▸ **REQUIRED TASK**
Quote the whole listing word for word. Do not include the pictures.

───── ROWS

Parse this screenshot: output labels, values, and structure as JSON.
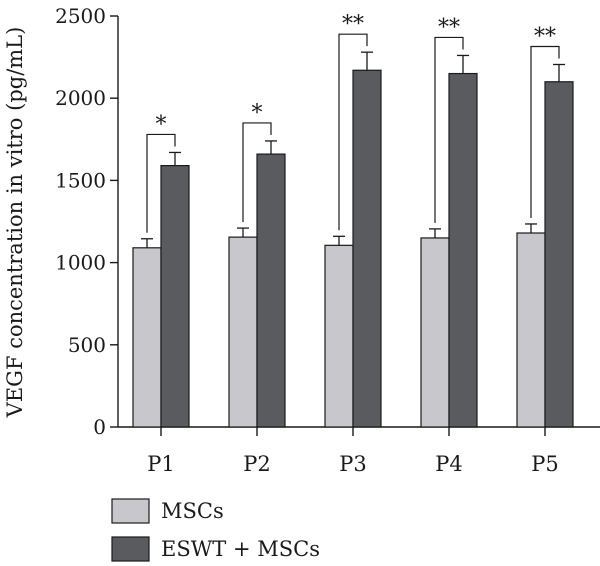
{
  "chart_data": {
    "type": "bar",
    "title": "",
    "xlabel": "",
    "ylabel": "VEGF concentration in vitro (pg/mL)",
    "ylim": [
      0,
      2500
    ],
    "yticks": [
      "0",
      "500",
      "1000",
      "1500",
      "2000",
      "2500"
    ],
    "categories": [
      "P1",
      "P2",
      "P3",
      "P4",
      "P5"
    ],
    "series": [
      {
        "name": "MSCs",
        "color": "#c8c8cc",
        "values": [
          1090,
          1155,
          1105,
          1150,
          1180
        ],
        "errors": [
          55,
          55,
          55,
          55,
          55
        ]
      },
      {
        "name": "ESWT + MSCs",
        "color": "#5a5b5f",
        "values": [
          1590,
          1660,
          2170,
          2150,
          2100
        ],
        "errors": [
          80,
          80,
          110,
          110,
          105
        ]
      }
    ],
    "significance": [
      "*",
      "*",
      "**",
      "**",
      "**"
    ],
    "legend_position": "bottom-left"
  }
}
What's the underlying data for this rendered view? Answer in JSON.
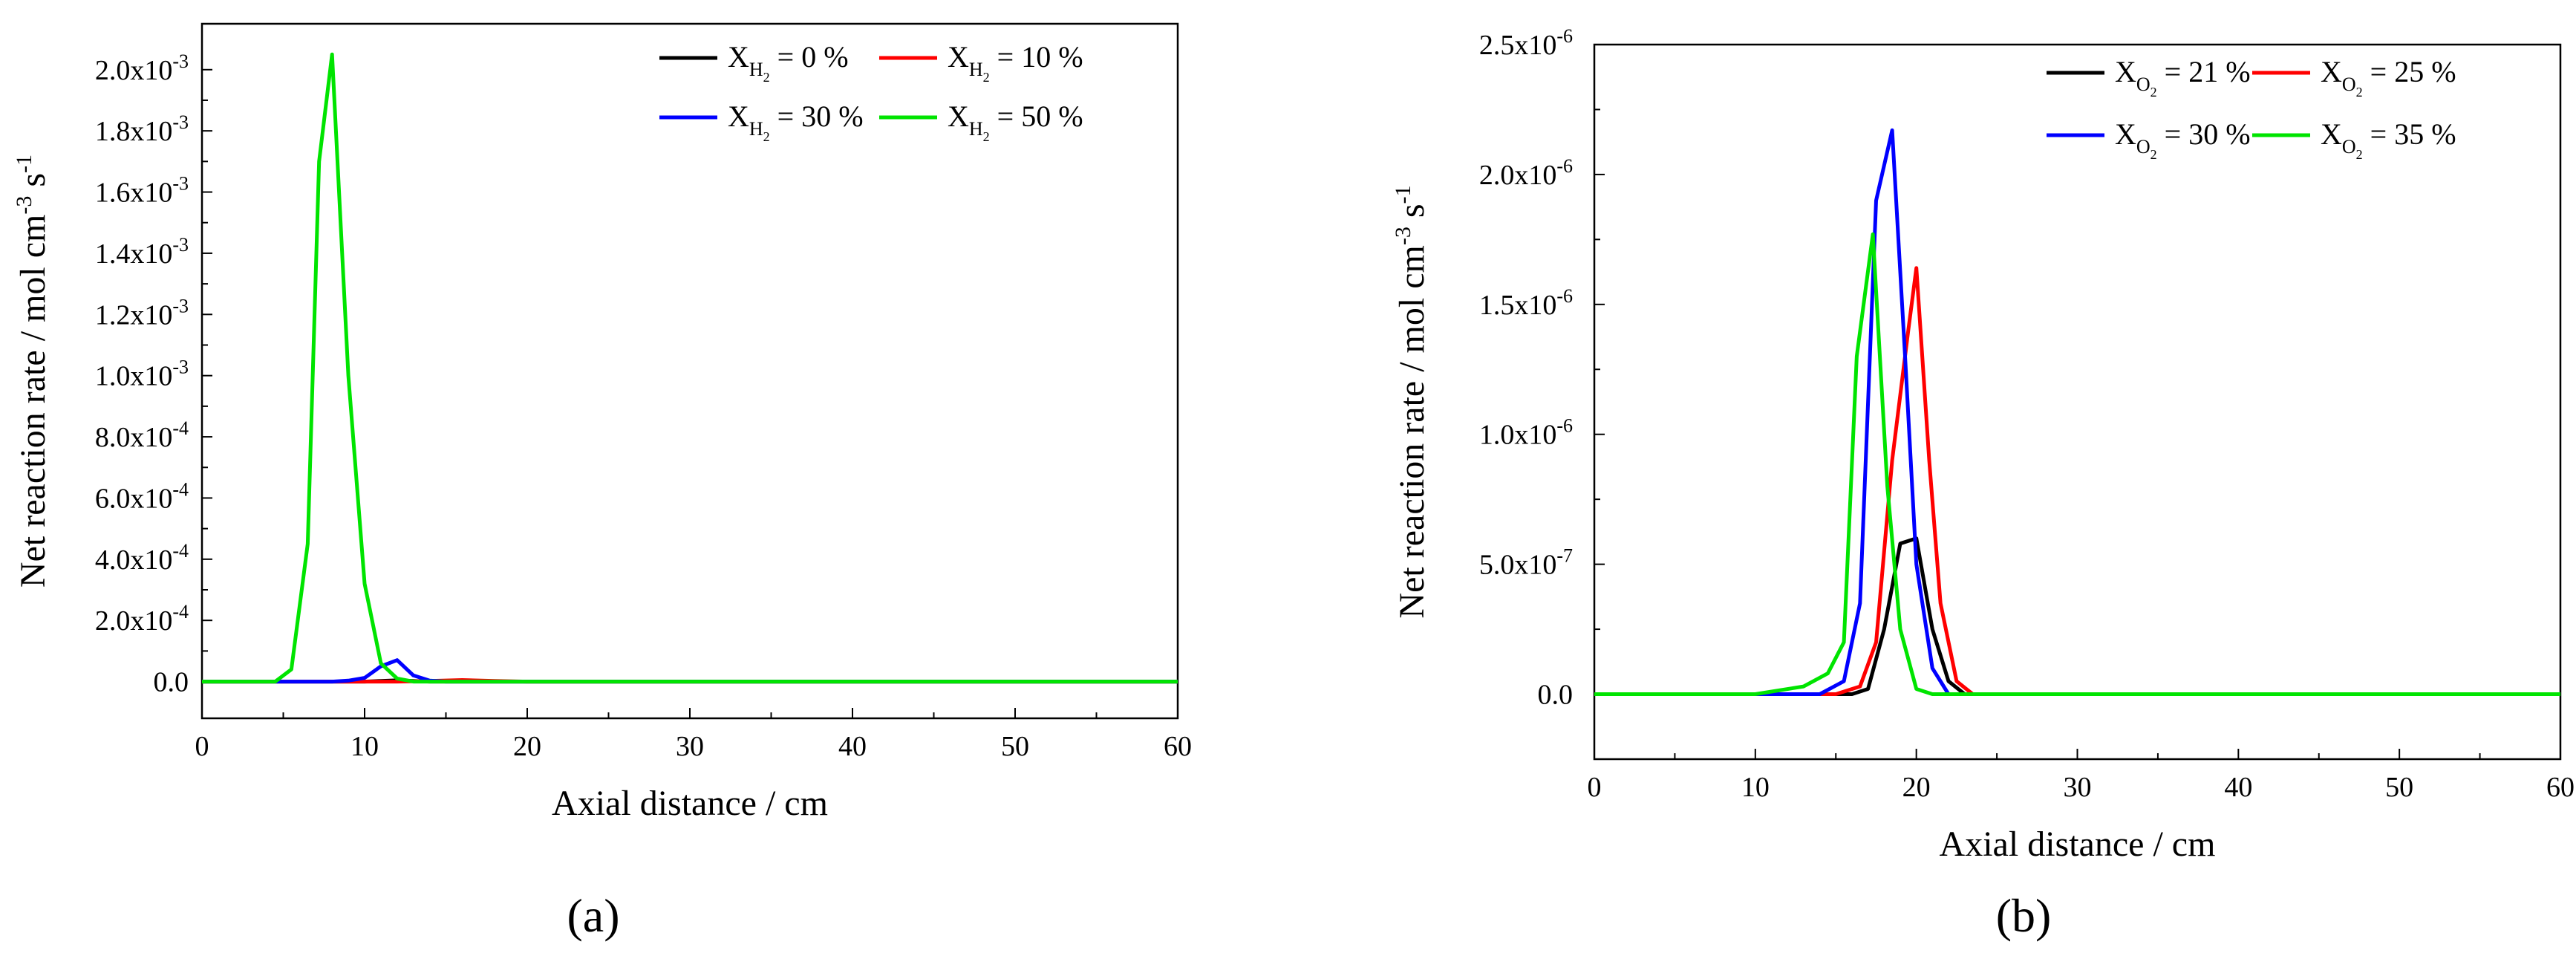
{
  "chart_data": [
    {
      "id": "a",
      "type": "line",
      "panel_label": "(a)",
      "xlabel": "Axial distance / cm",
      "ylabel_main": "Net reaction rate / mol cm",
      "ylabel_exp1": "-3",
      "ylabel_mid": " s",
      "ylabel_exp2": "-1",
      "xlim": [
        0,
        60
      ],
      "ylim": [
        -0.00012,
        0.00215
      ],
      "xticks": [
        0,
        10,
        20,
        30,
        40,
        50,
        60
      ],
      "xtick_labels": [
        "0",
        "10",
        "20",
        "30",
        "40",
        "50",
        "60"
      ],
      "yticks": [
        0,
        0.0002,
        0.0004,
        0.0006,
        0.0008,
        0.001,
        0.0012,
        0.0014,
        0.0016,
        0.0018,
        0.002
      ],
      "ytick_mantissas": [
        "0.0",
        "2.0x10",
        "4.0x10",
        "6.0x10",
        "8.0x10",
        "1.0x10",
        "1.2x10",
        "1.4x10",
        "1.6x10",
        "1.8x10",
        "2.0x10"
      ],
      "ytick_exps": [
        "",
        "-4",
        "-4",
        "-4",
        "-4",
        "-3",
        "-3",
        "-3",
        "-3",
        "-3",
        "-3"
      ],
      "legend_position": "top-right",
      "series": [
        {
          "name_base": "X",
          "name_sub": "H",
          "name_subsub": "2",
          "name_rest": " = 0 %",
          "color": "#000000",
          "x": [
            0,
            10,
            11,
            12,
            13,
            14,
            60
          ],
          "y": [
            0,
            0,
            2e-06,
            4e-06,
            2e-06,
            0,
            0
          ]
        },
        {
          "name_base": "X",
          "name_sub": "H",
          "name_subsub": "2",
          "name_rest": " = 10 %",
          "color": "#ff0000",
          "x": [
            0,
            12,
            14,
            16,
            18,
            20,
            60
          ],
          "y": [
            0,
            0,
            2e-06,
            5e-06,
            2e-06,
            0,
            0
          ]
        },
        {
          "name_base": "X",
          "name_sub": "H",
          "name_subsub": "2",
          "name_rest": " = 30 %",
          "color": "#0000ff",
          "x": [
            0,
            8,
            9,
            10,
            11,
            12,
            13,
            14,
            15,
            60
          ],
          "y": [
            0,
            0,
            3e-06,
            1.2e-05,
            5e-05,
            7e-05,
            2e-05,
            3e-06,
            0,
            0
          ]
        },
        {
          "name_base": "X",
          "name_sub": "H",
          "name_subsub": "2",
          "name_rest": " = 50 %",
          "color": "#00e400",
          "x": [
            0,
            4.5,
            5.5,
            6.5,
            7.2,
            8,
            9,
            10,
            11,
            12,
            13,
            60
          ],
          "y": [
            0,
            0,
            4e-05,
            0.00045,
            0.0017,
            0.00205,
            0.001,
            0.00032,
            6e-05,
            1e-05,
            0,
            0
          ]
        }
      ]
    },
    {
      "id": "b",
      "type": "line",
      "panel_label": "(b)",
      "xlabel": "Axial distance / cm",
      "ylabel_main": "Net reaction rate / mol cm",
      "ylabel_exp1": "-3",
      "ylabel_mid": " s",
      "ylabel_exp2": "-1",
      "xlim": [
        0,
        60
      ],
      "ylim": [
        -2.5e-07,
        2.5e-06
      ],
      "xticks": [
        0,
        10,
        20,
        30,
        40,
        50,
        60
      ],
      "xtick_labels": [
        "0",
        "10",
        "20",
        "30",
        "40",
        "50",
        "60"
      ],
      "yticks": [
        0,
        5e-07,
        1e-06,
        1.5e-06,
        2e-06,
        2.5e-06
      ],
      "ytick_mantissas": [
        "0.0",
        "5.0x10",
        "1.0x10",
        "1.5x10",
        "2.0x10",
        "2.5x10"
      ],
      "ytick_exps": [
        "",
        "-7",
        "-6",
        "-6",
        "-6",
        "-6"
      ],
      "legend_position": "top-right",
      "series": [
        {
          "name_base": "X",
          "name_sub": "O",
          "name_subsub": "2",
          "name_rest": " = 21 %",
          "color": "#000000",
          "x": [
            0,
            16,
            17,
            18,
            19,
            20,
            21,
            22,
            23,
            60
          ],
          "y": [
            0,
            0,
            2e-08,
            2.5e-07,
            5.8e-07,
            6e-07,
            2.5e-07,
            5e-08,
            0,
            0
          ]
        },
        {
          "name_base": "X",
          "name_sub": "O",
          "name_subsub": "2",
          "name_rest": " = 25 %",
          "color": "#ff0000",
          "x": [
            0,
            15,
            16.5,
            17.5,
            18.5,
            19.5,
            20,
            20.8,
            21.5,
            22.5,
            23.5,
            60
          ],
          "y": [
            0,
            0,
            3e-08,
            2e-07,
            9e-07,
            1.4e-06,
            1.64e-06,
            9e-07,
            3.5e-07,
            5e-08,
            0,
            0
          ]
        },
        {
          "name_base": "X",
          "name_sub": "O",
          "name_subsub": "2",
          "name_rest": " = 30 %",
          "color": "#0000ff",
          "x": [
            0,
            14,
            15.5,
            16.5,
            17.5,
            18.5,
            19.3,
            20,
            21,
            22,
            60
          ],
          "y": [
            0,
            0,
            5e-08,
            3.5e-07,
            1.9e-06,
            2.17e-06,
            1.3e-06,
            5e-07,
            1e-07,
            0,
            0
          ]
        },
        {
          "name_base": "X",
          "name_sub": "O",
          "name_subsub": "2",
          "name_rest": " = 35 %",
          "color": "#00e400",
          "x": [
            0,
            10,
            13,
            14.5,
            15.5,
            16.3,
            17.3,
            18.2,
            19,
            20,
            21,
            60
          ],
          "y": [
            0,
            0,
            3e-08,
            8e-08,
            2e-07,
            1.3e-06,
            1.77e-06,
            8e-07,
            2.5e-07,
            2e-08,
            0,
            0
          ]
        }
      ]
    }
  ]
}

──────────

▸ **REPLY**
Parse this screenshot: output labels, values, and structure as JSON.
{
  "chart_data": {
    "type": "bar",
    "title": "",
    "xlabel": "",
    "ylabel": "VEGF concentration in vitro (pg/mL)",
    "ylim": [
      0,
      2500
    ],
    "yticks": [
      "0",
      "500",
      "1000",
      "1500",
      "2000",
      "2500"
    ],
    "categories": [
      "P1",
      "P2",
      "P3",
      "P4",
      "P5"
    ],
    "series": [
      {
        "name": "MSCs",
        "color": "#c8c8cc",
        "values": [
          1090,
          1155,
          1105,
          1150,
          1180
        ],
        "errors": [
          55,
          55,
          55,
          55,
          55
        ]
      },
      {
        "name": "ESWT + MSCs",
        "color": "#5a5b5f",
        "values": [
          1590,
          1660,
          2170,
          2150,
          2100
        ],
        "errors": [
          80,
          80,
          110,
          110,
          105
        ]
      }
    ],
    "significance": [
      "*",
      "*",
      "**",
      "**",
      "**"
    ],
    "legend_position": "bottom-left"
  }
}
What's the underlying data for this rendered view? Answer in JSON.
{
  "chart_data": [
    {
      "id": "a",
      "type": "line",
      "panel_label": "(a)",
      "xlabel": "Axial distance / cm",
      "ylabel_main": "Net reaction rate / mol cm",
      "ylabel_exp1": "-3",
      "ylabel_mid": " s",
      "ylabel_exp2": "-1",
      "xlim": [
        0,
        60
      ],
      "ylim": [
        -0.00012,
        0.00215
      ],
      "xticks": [
        0,
        10,
        20,
        30,
        40,
        50,
        60
      ],
      "xtick_labels": [
        "0",
        "10",
        "20",
        "30",
        "40",
        "50",
        "60"
      ],
      "yticks": [
        0,
        0.0002,
        0.0004,
        0.0006,
        0.0008,
        0.001,
        0.0012,
        0.0014,
        0.0016,
        0.0018,
        0.002
      ],
      "ytick_mantissas": [
        "0.0",
        "2.0x10",
        "4.0x10",
        "6.0x10",
        "8.0x10",
        "1.0x10",
        "1.2x10",
        "1.4x10",
        "1.6x10",
        "1.8x10",
        "2.0x10"
      ],
      "ytick_exps": [
        "",
        "-4",
        "-4",
        "-4",
        "-4",
        "-3",
        "-3",
        "-3",
        "-3",
        "-3",
        "-3"
      ],
      "legend_position": "top-right",
      "series": [
        {
          "name_base": "X",
          "name_sub": "H",
          "name_subsub": "2",
          "name_rest": " = 0 %",
          "color": "#000000",
          "x": [
            0,
            10,
            11,
            12,
            13,
            14,
            60
          ],
          "y": [
            0,
            0,
            2e-06,
            4e-06,
            2e-06,
            0,
            0
          ]
        },
        {
          "name_base": "X",
          "name_sub": "H",
          "name_subsub": "2",
          "name_rest": " = 10 %",
          "color": "#ff0000",
          "x": [
            0,
            12,
            14,
            16,
            18,
            20,
            60
          ],
          "y": [
            0,
            0,
            2e-06,
            5e-06,
            2e-06,
            0,
            0
          ]
        },
        {
          "name_base": "X",
          "name_sub": "H",
          "name_subsub": "2",
          "name_rest": " = 30 %",
          "color": "#0000ff",
          "x": [
            0,
            8,
            9,
            10,
            11,
            12,
            13,
            14,
            15,
            60
          ],
          "y": [
            0,
            0,
            3e-06,
            1.2e-05,
            5e-05,
            7e-05,
            2e-05,
            3e-06,
            0,
            0
          ]
        },
        {
          "name_base": "X",
          "name_sub": "H",
          "name_subsub": "2",
          "name_rest": " = 50 %",
          "color": "#00e400",
          "x": [
            0,
            4.5,
            5.5,
            6.5,
            7.2,
            8,
            9,
            10,
            11,
            12,
            13,
            60
          ],
          "y": [
            0,
            0,
            4e-05,
            0.00045,
            0.0017,
            0.00205,
            0.001,
            0.00032,
            6e-05,
            1e-05,
            0,
            0
          ]
        }
      ]
    },
    {
      "id": "b",
      "type": "line",
      "panel_label": "(b)",
      "xlabel": "Axial distance / cm",
      "ylabel_main": "Net reaction rate / mol cm",
      "ylabel_exp1": "-3",
      "ylabel_mid": " s",
      "ylabel_exp2": "-1",
      "xlim": [
        0,
        60
      ],
      "ylim": [
        -2.5e-07,
        2.5e-06
      ],
      "xticks": [
        0,
        10,
        20,
        30,
        40,
        50,
        60
      ],
      "xtick_labels": [
        "0",
        "10",
        "20",
        "30",
        "40",
        "50",
        "60"
      ],
      "yticks": [
        0,
        5e-07,
        1e-06,
        1.5e-06,
        2e-06,
        2.5e-06
      ],
      "ytick_mantissas": [
        "0.0",
        "5.0x10",
        "1.0x10",
        "1.5x10",
        "2.0x10",
        "2.5x10"
      ],
      "ytick_exps": [
        "",
        "-7",
        "-6",
        "-6",
        "-6",
        "-6"
      ],
      "legend_position": "top-right",
      "series": [
        {
          "name_base": "X",
          "name_sub": "O",
          "name_subsub": "2",
          "name_rest": " = 21 %",
          "color": "#000000",
          "x": [
            0,
            16,
            17,
            18,
            19,
            20,
            21,
            22,
            23,
            60
          ],
          "y": [
            0,
            0,
            2e-08,
            2.5e-07,
            5.8e-07,
            6e-07,
            2.5e-07,
            5e-08,
            0,
            0
          ]
        },
        {
          "name_base": "X",
          "name_sub": "O",
          "name_subsub": "2",
          "name_rest": " = 25 %",
          "color": "#ff0000",
          "x": [
            0,
            15,
            16.5,
            17.5,
            18.5,
            19.5,
            20,
            20.8,
            21.5,
            22.5,
            23.5,
            60
          ],
          "y": [
            0,
            0,
            3e-08,
            2e-07,
            9e-07,
            1.4e-06,
            1.64e-06,
            9e-07,
            3.5e-07,
            5e-08,
            0,
            0
          ]
        },
        {
          "name_base": "X",
          "name_sub": "O",
          "name_subsub": "2",
          "name_rest": " = 30 %",
          "color": "#0000ff",
          "x": [
            0,
            14,
            15.5,
            16.5,
            17.5,
            18.5,
            19.3,
            20,
            21,
            22,
            60
          ],
          "y": [
            0,
            0,
            5e-08,
            3.5e-07,
            1.9e-06,
            2.17e-06,
            1.3e-06,
            5e-07,
            1e-07,
            0,
            0
          ]
        },
        {
          "name_base": "X",
          "name_sub": "O",
          "name_subsub": "2",
          "name_rest": " = 35 %",
          "color": "#00e400",
          "x": [
            0,
            10,
            13,
            14.5,
            15.5,
            16.3,
            17.3,
            18.2,
            19,
            20,
            21,
            60
          ],
          "y": [
            0,
            0,
            3e-08,
            8e-08,
            2e-07,
            1.3e-06,
            1.77e-06,
            8e-07,
            2.5e-07,
            2e-08,
            0,
            0
          ]
        }
      ]
    }
  ]
}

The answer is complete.